#### Given request:
From the entries that follow, extract each line holding the string "válido".

#### Supplied material:
=====
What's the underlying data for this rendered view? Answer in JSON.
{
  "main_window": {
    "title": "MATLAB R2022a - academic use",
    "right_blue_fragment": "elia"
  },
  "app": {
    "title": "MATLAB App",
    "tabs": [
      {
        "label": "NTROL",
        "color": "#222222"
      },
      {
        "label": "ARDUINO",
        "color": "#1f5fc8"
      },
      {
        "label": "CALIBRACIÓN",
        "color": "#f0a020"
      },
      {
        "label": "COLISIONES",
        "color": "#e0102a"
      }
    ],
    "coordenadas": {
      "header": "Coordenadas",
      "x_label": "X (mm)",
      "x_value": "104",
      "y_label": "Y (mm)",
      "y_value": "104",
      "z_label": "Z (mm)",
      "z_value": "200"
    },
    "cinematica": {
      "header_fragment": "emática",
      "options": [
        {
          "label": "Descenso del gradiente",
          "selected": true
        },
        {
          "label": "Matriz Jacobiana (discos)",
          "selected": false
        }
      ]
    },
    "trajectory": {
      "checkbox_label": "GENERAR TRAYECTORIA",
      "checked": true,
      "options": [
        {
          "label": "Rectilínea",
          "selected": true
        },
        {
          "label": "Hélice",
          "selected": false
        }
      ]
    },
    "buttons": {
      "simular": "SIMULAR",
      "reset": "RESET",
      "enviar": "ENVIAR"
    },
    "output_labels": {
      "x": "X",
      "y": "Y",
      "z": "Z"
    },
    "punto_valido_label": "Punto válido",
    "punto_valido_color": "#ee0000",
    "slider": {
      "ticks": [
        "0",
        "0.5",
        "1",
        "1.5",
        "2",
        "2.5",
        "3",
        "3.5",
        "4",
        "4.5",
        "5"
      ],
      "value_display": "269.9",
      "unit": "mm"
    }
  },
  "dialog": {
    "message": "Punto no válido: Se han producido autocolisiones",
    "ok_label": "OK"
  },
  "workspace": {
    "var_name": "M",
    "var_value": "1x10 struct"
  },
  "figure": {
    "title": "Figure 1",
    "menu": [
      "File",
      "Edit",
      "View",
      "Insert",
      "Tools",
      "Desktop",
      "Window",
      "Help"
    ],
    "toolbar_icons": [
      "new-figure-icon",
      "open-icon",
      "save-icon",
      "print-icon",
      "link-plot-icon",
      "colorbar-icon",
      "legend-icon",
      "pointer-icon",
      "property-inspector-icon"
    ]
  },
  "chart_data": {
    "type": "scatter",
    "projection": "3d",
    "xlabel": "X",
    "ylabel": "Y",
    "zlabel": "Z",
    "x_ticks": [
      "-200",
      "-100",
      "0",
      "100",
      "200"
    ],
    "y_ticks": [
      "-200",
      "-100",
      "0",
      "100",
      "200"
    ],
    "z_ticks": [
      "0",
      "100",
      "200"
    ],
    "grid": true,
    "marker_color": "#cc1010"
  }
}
=====
#### Written reply:
    "punto_valido_label": "Punto válido",
    "message": "Punto no válido: Se han producido autocolisiones",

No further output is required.